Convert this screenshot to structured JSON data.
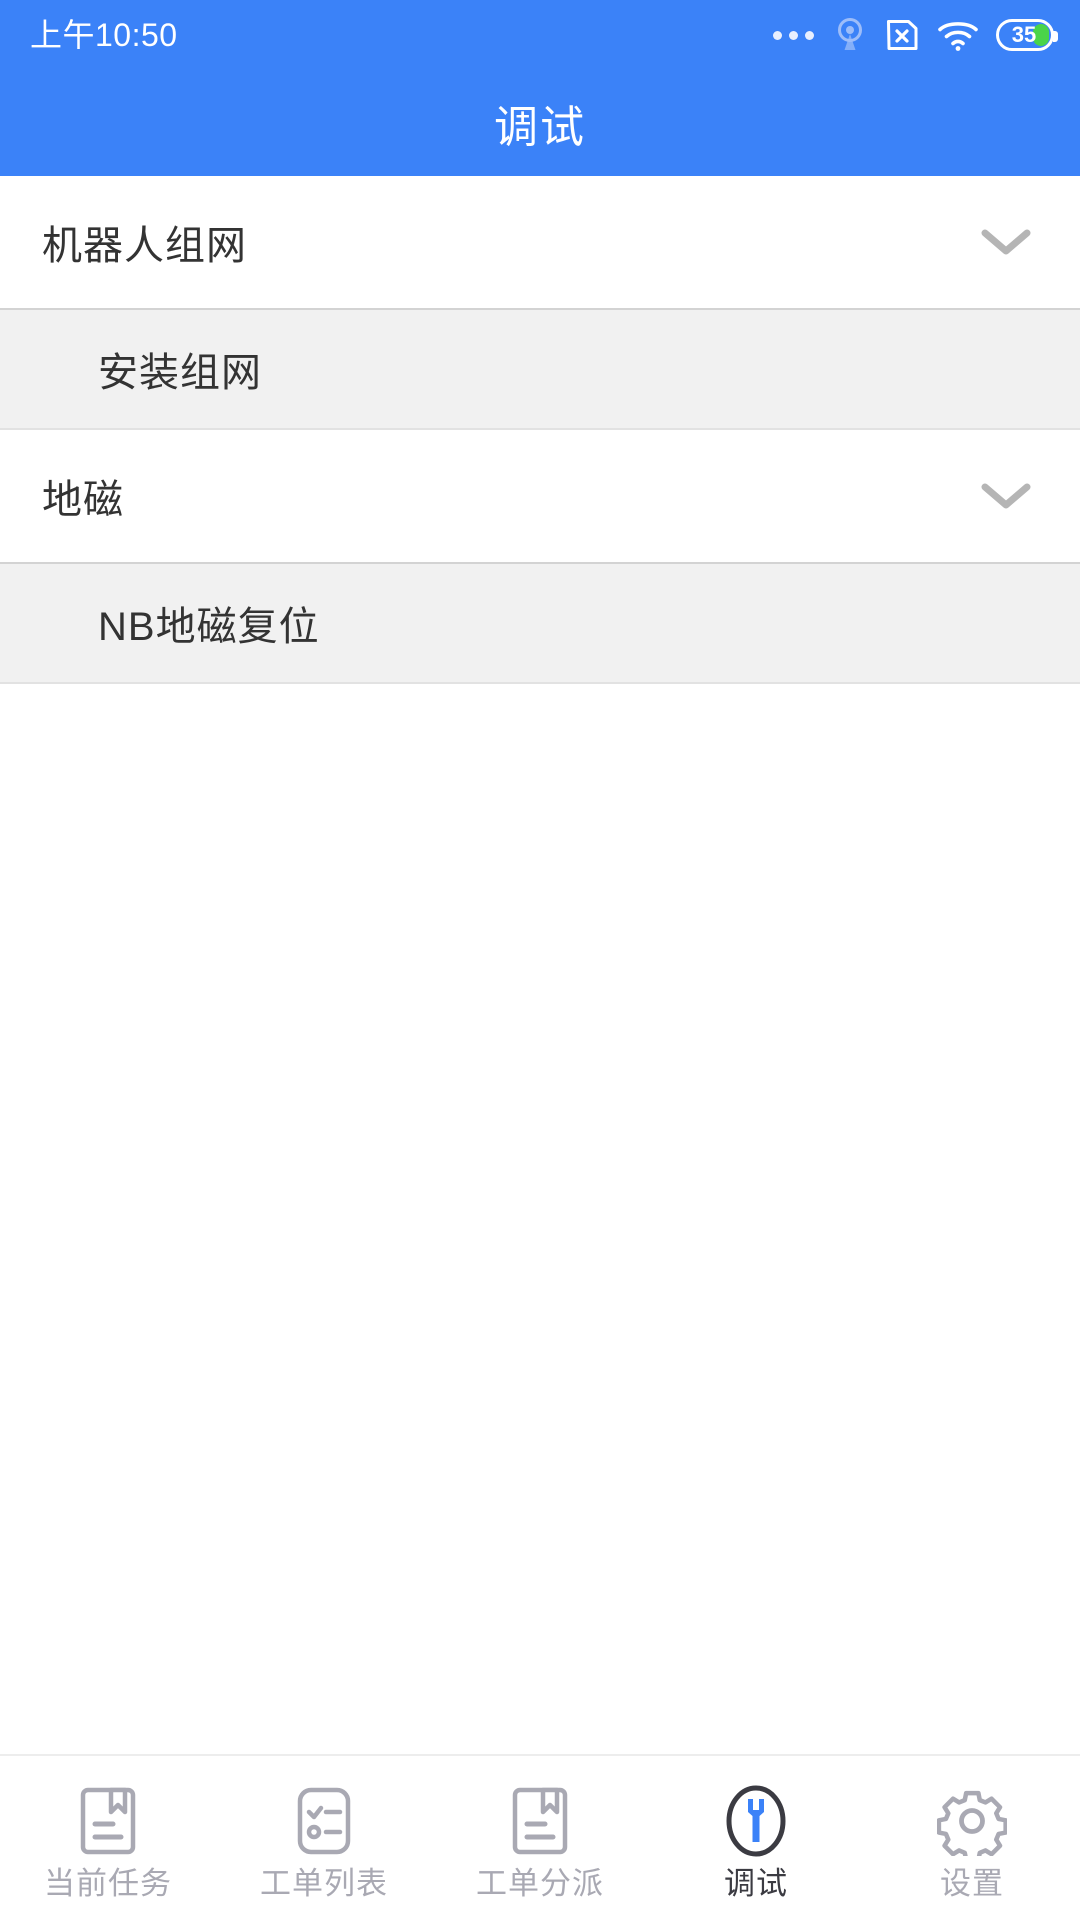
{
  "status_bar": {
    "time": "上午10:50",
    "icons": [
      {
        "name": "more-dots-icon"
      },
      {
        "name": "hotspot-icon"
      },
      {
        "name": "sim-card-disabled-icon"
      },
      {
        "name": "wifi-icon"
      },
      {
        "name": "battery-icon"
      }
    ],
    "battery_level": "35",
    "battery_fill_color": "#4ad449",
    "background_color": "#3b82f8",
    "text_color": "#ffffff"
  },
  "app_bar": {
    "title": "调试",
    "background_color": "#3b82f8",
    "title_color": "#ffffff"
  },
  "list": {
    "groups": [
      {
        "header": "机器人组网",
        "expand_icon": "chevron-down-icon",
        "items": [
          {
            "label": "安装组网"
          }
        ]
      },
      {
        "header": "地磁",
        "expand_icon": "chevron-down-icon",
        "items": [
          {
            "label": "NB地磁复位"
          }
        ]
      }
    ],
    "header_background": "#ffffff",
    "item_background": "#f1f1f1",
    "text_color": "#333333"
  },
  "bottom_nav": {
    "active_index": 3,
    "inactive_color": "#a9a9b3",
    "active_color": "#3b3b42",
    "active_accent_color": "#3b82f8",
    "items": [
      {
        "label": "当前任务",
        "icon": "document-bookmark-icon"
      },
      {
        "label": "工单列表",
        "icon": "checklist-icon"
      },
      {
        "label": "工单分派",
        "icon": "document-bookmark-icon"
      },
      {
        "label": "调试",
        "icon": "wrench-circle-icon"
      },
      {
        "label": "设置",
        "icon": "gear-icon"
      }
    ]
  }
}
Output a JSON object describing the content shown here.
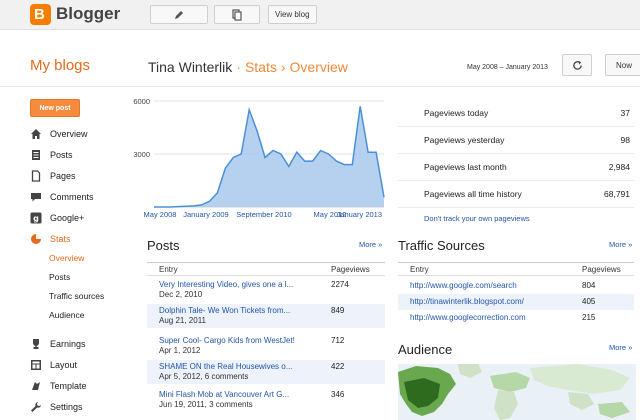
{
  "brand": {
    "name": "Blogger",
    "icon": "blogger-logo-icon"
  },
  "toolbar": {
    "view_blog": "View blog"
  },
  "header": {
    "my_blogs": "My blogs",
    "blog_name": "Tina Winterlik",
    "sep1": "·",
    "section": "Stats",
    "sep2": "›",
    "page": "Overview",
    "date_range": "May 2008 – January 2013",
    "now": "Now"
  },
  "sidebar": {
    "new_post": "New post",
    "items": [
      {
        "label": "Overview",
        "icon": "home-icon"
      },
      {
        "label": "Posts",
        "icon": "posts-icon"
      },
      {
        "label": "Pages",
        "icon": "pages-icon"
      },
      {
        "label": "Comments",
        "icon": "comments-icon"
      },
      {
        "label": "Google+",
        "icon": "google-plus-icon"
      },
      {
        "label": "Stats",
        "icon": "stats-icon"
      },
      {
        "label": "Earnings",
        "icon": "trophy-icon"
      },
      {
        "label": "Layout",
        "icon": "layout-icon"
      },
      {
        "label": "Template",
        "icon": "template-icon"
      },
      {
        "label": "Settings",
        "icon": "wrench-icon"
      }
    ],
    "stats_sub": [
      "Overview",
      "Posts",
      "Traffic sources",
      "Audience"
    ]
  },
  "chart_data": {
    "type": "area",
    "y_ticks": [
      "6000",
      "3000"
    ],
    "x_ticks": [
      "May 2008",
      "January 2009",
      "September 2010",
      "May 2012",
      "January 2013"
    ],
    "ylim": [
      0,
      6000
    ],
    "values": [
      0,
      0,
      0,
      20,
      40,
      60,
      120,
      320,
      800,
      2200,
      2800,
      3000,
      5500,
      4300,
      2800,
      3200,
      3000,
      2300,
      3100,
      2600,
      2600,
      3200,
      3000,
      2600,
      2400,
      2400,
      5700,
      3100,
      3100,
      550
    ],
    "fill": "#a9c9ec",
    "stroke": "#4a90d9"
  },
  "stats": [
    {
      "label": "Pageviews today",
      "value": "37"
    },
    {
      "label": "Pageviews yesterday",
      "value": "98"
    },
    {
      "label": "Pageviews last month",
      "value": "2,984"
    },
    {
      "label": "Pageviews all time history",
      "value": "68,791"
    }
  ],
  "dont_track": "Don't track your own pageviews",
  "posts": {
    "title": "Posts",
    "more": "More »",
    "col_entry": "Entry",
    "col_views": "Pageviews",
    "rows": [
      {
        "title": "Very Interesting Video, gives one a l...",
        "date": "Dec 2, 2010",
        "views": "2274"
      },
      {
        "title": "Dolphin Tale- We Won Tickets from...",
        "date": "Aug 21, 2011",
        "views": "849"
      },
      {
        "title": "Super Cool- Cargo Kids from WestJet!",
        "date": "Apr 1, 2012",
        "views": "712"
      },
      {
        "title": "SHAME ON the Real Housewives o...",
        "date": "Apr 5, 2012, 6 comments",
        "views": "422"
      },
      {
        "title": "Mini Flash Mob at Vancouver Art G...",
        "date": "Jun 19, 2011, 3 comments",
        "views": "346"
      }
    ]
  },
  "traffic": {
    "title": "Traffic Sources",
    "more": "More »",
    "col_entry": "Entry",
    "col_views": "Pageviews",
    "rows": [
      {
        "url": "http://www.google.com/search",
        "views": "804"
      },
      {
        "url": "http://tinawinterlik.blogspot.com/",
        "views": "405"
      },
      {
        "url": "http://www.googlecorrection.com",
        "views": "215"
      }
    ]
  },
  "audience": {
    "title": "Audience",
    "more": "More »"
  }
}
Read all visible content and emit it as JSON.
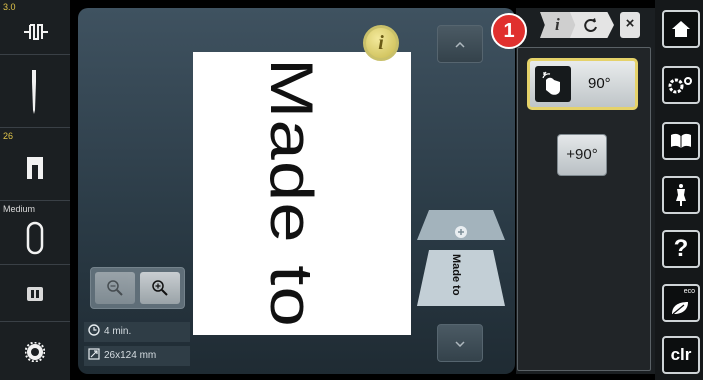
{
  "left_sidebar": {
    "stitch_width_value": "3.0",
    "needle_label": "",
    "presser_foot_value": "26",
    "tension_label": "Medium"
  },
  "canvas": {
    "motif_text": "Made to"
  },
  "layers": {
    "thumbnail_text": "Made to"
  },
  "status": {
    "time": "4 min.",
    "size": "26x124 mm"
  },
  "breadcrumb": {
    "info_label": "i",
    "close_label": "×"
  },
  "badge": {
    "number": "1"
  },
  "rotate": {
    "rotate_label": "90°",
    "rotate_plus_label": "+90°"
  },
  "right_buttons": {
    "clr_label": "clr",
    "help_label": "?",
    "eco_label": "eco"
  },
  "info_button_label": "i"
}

PROBLEM TO SOLVE -
Gather up the lines containing the word "content" from these records and copy them.

RESULT OF THE TASK -
Output a JSON object describing the content shown here.
Read all visible content and emit it as JSON.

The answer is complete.